#### Trecho selecionado ####

O SUS (Sistema Único de Saúde), nesse contexto, é uma ferramenta importante e deve ser usada para facilitar o acesso da população e a investigação dos grupos de risco. “O médico que encontrar aquele paciente de 50 anos de idade, fumante pesado, que está com tosse crônica com certeza vai pedir uma tomografia para esse paciente, vai examinar melhor”, avalia o consultor.
O relatório constatou que, em média, dentre os pacientes que chegaram à unidade de saúde sem diagnóstico no Brasil, mais de 75% conseguiram realizar o tratamento em até 60 dias. Entre os já diagnosticados, porém, cerca de 50% receberam tratamento após 60 dias, sendo as regiões Sudeste e Centro-Oeste as com maiores tempos até o tratamento.

#### Os dados ####

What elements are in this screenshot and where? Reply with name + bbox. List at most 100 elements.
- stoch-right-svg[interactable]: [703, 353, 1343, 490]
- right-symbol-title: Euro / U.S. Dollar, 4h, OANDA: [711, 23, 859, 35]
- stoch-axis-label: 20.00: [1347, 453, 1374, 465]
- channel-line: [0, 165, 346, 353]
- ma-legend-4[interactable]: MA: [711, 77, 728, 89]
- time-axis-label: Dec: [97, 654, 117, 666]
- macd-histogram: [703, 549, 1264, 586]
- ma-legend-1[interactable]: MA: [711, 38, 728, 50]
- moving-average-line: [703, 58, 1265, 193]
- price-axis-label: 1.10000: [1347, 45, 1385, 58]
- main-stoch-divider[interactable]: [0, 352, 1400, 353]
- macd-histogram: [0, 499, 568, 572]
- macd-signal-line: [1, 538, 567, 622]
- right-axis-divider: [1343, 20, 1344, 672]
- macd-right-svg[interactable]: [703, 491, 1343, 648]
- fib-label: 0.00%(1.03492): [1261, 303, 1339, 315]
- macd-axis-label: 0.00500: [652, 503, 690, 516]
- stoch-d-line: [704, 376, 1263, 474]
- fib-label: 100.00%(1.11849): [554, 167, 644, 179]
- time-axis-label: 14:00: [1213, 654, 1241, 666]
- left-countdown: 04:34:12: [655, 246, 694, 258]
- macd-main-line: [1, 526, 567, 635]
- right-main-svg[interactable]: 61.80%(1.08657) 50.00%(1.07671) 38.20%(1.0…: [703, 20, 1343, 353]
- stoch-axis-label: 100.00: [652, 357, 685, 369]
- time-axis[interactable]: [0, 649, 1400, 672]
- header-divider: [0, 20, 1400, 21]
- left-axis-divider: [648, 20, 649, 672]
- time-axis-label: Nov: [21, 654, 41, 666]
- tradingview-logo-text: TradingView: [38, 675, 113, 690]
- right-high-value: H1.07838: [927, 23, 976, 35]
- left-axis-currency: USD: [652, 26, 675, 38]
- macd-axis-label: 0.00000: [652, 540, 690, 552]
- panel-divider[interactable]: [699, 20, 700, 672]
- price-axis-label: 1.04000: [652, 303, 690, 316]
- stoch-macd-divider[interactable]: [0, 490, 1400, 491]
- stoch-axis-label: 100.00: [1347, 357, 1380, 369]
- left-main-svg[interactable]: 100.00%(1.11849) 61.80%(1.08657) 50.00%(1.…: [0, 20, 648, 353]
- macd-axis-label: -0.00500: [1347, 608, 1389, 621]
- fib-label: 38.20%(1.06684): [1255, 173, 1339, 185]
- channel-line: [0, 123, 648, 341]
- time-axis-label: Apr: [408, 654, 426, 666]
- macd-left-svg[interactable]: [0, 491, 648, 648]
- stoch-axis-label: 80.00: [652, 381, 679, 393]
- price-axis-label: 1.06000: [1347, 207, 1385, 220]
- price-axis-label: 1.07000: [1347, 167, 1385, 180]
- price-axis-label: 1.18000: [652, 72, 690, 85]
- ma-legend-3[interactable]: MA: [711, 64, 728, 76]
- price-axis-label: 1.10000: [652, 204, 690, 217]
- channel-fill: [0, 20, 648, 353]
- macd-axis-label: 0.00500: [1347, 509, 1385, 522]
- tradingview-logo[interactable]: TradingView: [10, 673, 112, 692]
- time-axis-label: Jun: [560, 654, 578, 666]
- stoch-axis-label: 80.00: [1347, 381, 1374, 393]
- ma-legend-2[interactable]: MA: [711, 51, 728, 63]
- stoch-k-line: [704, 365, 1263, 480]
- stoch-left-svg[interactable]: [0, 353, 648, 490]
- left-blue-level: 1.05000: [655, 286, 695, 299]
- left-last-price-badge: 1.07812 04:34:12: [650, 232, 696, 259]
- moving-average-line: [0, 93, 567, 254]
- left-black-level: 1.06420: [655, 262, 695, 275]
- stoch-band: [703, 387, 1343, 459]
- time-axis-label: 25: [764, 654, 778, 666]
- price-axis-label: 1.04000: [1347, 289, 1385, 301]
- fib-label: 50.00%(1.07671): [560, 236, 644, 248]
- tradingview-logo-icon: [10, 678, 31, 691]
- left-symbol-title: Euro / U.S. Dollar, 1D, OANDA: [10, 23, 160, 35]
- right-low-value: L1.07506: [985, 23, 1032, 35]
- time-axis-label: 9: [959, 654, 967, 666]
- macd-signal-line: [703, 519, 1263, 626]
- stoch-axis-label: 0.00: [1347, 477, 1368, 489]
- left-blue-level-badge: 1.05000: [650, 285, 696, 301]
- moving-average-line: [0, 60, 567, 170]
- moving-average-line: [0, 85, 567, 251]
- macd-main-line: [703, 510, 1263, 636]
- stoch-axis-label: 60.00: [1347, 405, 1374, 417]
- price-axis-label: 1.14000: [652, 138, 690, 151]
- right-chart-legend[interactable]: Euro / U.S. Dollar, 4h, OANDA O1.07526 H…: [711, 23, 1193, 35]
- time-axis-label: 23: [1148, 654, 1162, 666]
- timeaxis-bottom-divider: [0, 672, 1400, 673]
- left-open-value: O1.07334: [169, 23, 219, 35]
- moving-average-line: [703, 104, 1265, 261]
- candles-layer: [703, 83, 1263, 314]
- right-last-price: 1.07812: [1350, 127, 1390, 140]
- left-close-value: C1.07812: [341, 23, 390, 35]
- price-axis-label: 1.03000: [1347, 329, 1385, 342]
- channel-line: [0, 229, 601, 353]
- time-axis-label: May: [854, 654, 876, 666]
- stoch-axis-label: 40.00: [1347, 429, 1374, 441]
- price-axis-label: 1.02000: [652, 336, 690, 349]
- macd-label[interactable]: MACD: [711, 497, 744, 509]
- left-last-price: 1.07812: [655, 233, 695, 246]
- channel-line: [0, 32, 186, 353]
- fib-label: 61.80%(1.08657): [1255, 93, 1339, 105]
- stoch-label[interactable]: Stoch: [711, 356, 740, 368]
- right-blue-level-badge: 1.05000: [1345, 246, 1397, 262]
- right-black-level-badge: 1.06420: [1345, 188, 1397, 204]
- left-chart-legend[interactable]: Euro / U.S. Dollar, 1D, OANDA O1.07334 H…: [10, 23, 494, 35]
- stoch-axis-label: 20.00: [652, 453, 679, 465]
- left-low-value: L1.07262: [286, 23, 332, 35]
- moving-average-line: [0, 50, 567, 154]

####

Tarefa 1: De acordo com o trecho sobre o SUS, quais regiões apresentaram os maiores tempos até o tratamento?
Tarefa 2: Transcreva literalmente, do trecho sobre o SUS, tudo o que vai de "O SUS (Sistema" até "até o tratamento.".
Tarefa 3: Retome o trecho sobre o SUS, dando-lhe continuidade a partir da última frase apresentada.
As linhas não guardam relação alguma com o trecho sobre o SUS.

Resultado 1: As regiões Sudeste e Centro-Oeste.

Resultado 2:
O SUS (Sistema Único de Saúde), nesse contexto, é uma ferramenta importante e deve ser usada para facilitar o acesso da população e a investigação dos grupos de risco. “O médico que encontrar aquele paciente de 50 anos de idade, fumante pesado, que está com tosse crônica com certeza vai pedir uma tomografia para esse paciente, vai examinar melhor”, avalia o consultor.
O relatório constatou que, em média, dentre os pacientes que chegaram à unidade de saúde sem diagnóstico no Brasil, mais de 75% conseguiram realizar o tratamento em até 60 dias. Entre os já diagnosticados, porém, cerca de 50% receberam tratamento após 60 dias, sendo as regiões Sudeste e Centro-Oeste as com maiores tempos até o tratamento.

Resultado 3:
O médico Paulo Sérgio Perelson, oncologista do Hospital Badim (RJ), diz que o tratamento minimiza as chances da doença se disseminar pelo corpo, tornando o tempo um fator diferencial para a sobrevida do paciente. A idade em que se para de fumar também impacta o paciente.
“O ex-fumante sempre vai ter um risco de morte maior do que um não fumante”, diz Perelson. O oncologista aponta, porém, que estudos já comprovaram que quanto mais cedo a pessoa para de fumar, mais chances ela tem de reduzir os riscos de mortalidade, que, em contrapartida, aumentam progressivamente a partir dos 35 anos de idade.
No Brasil, a incidência e a mortalidade associadas à neoplasia pulmonar ainda são consideradas altas. A estimativa do Inca (Instituto Nacional de Câncer) é de que, apenas em 2024, surjam mais de 32 mil casos novos de câncer de pulmão no país, sendo 18 mil entre homens e 14 mil entre mulheres. Em 2022, 29 mil mortes foram provocadas pela doença.
Para o levantamento da Fundação do Câncer foram analisados dados de morbidade de 45.811 pacientes, sendo 25.568 homens e 20.243 mulheres, todos catalogados no Integrador de Registros Hospitalares de Câncer (IRHC) no período de 2016 a 2020.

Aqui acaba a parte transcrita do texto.